__Exercise details__.
Answer with one number: how many lines hold "JSON".

Collected data entries
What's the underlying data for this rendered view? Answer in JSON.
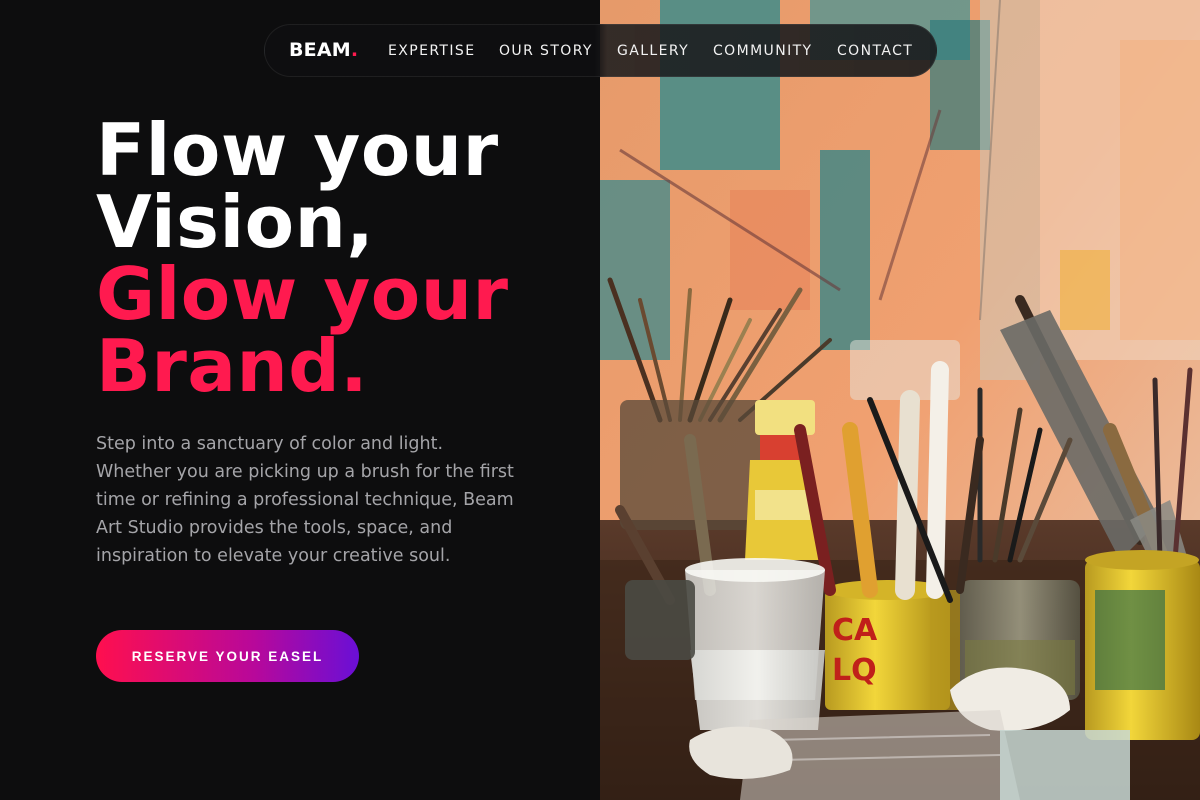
{
  "brand": {
    "name": "BEAM",
    "dot": "."
  },
  "nav": {
    "items": [
      {
        "label": "EXPERTISE"
      },
      {
        "label": "OUR STORY"
      },
      {
        "label": "GALLERY"
      },
      {
        "label": "COMMUNITY"
      },
      {
        "label": "CONTACT"
      }
    ]
  },
  "hero": {
    "title_line1": "Flow your",
    "title_line2": "Vision,",
    "title_line3": "Glow your",
    "title_line4": "Brand.",
    "description": "Step into a sanctuary of color and light. Whether you are picking up a brush for the first time or refining a professional technique, Beam Art Studio provides the tools, space, and inspiration to elevate your creative soul.",
    "cta_label": "RESERVE YOUR EASEL"
  },
  "colors": {
    "accent": "#ff1a4f",
    "background": "#0d0d0e",
    "body_text": "#a4a4a8",
    "cta_gradient_start": "#ff0f4e",
    "cta_gradient_end": "#6a0fd6"
  },
  "image": {
    "subject": "art studio table with paint cans and brushes"
  }
}
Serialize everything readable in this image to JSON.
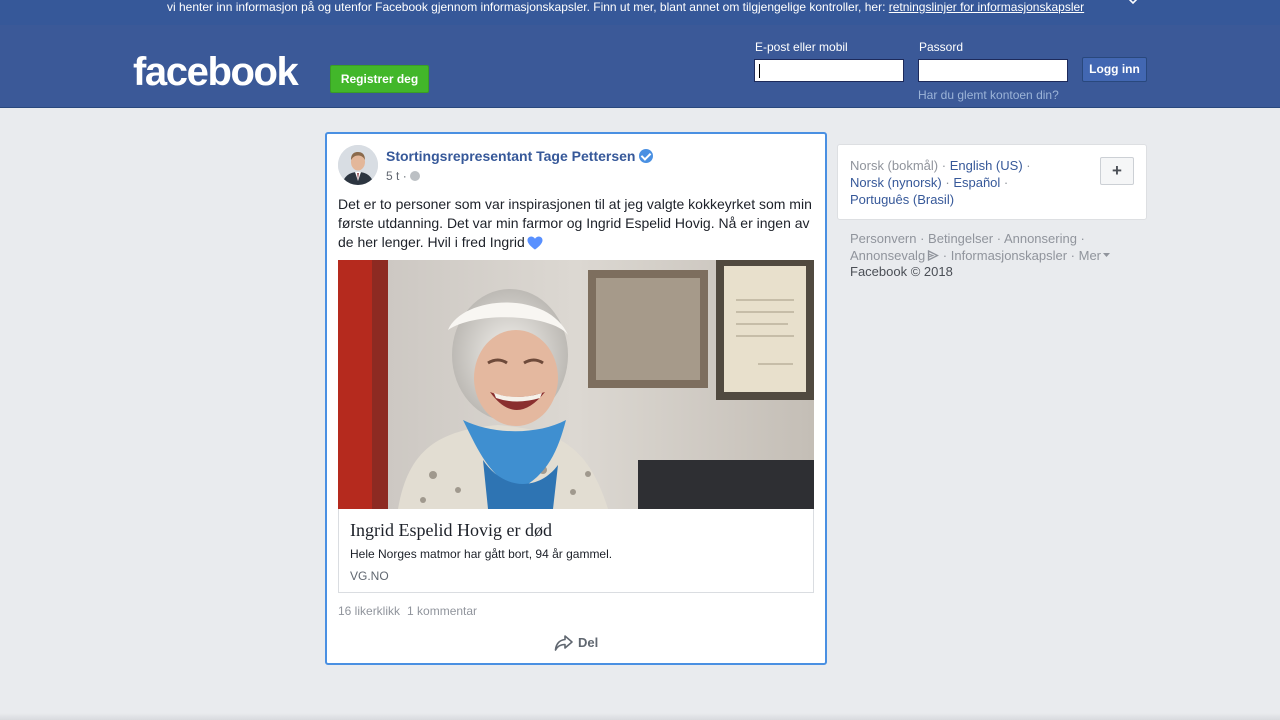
{
  "cookie_banner": {
    "text": "vi henter inn informasjon på og utenfor Facebook gjennom informasjonskapsler. Finn ut mer, blant annet om tilgjengelige kontroller, her: ",
    "link": "retningslinjer for informasjonskapsler",
    "close_icon": "close-icon"
  },
  "header": {
    "logo": "facebook",
    "register_label": "Registrer deg",
    "email_label": "E-post eller mobil",
    "email_value": "",
    "password_label": "Passord",
    "password_value": "",
    "login_label": "Logg inn",
    "forgot_link": "Har du glemt kontoen din?"
  },
  "post": {
    "author": "Stortingsrepresentant Tage Pettersen",
    "verified_icon": "verified-badge-icon",
    "time": "5 t",
    "separator": "·",
    "privacy_icon": "globe-icon",
    "text": "Det er to personer som var inspirasjonen til at jeg valgte kokkeyrket som min første utdanning. Det var min farmor og Ingrid Espelid Hovig. Nå er ingen av de her lenger. Hvil i fred Ingrid",
    "emoji_icon": "blue-heart-icon",
    "link": {
      "title": "Ingrid Espelid Hovig er død",
      "description": "Hele Norges matmor har gått bort, 94 år gammel.",
      "source": "VG.NO"
    },
    "likes": "16 likerklikk",
    "comments": "1 kommentar",
    "share_label": "Del",
    "share_icon": "share-arrow-icon"
  },
  "languages": {
    "current": "Norsk (bokmål)",
    "options": [
      "English (US)",
      "Norsk (nynorsk)",
      "Español",
      "Português (Brasil)"
    ],
    "more_label": "+"
  },
  "footer": {
    "links": [
      "Personvern",
      "Betingelser",
      "Annonsering",
      "Annonsevalg",
      "Informasjonskapsler",
      "Mer"
    ],
    "adchoices_icon": "adchoices-icon",
    "more_caret_icon": "caret-down-icon",
    "copyright": "Facebook © 2018"
  },
  "colors": {
    "brand_blue": "#3b5998",
    "register_green": "#42b72a",
    "link_blue": "#365899",
    "focus_border": "#4a90e2"
  }
}
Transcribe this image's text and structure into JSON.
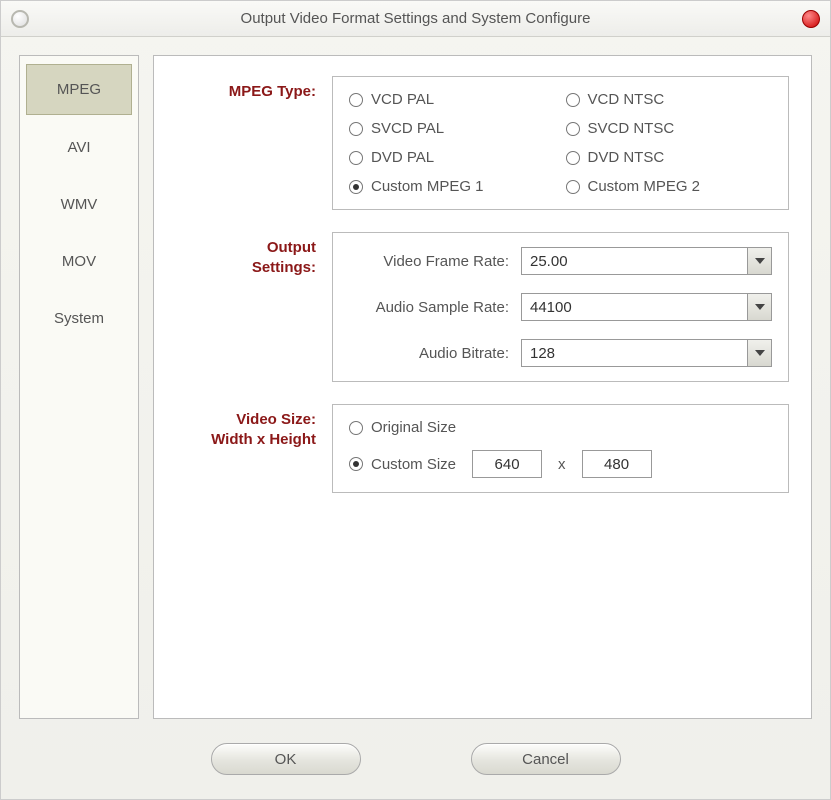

__Response below__.
3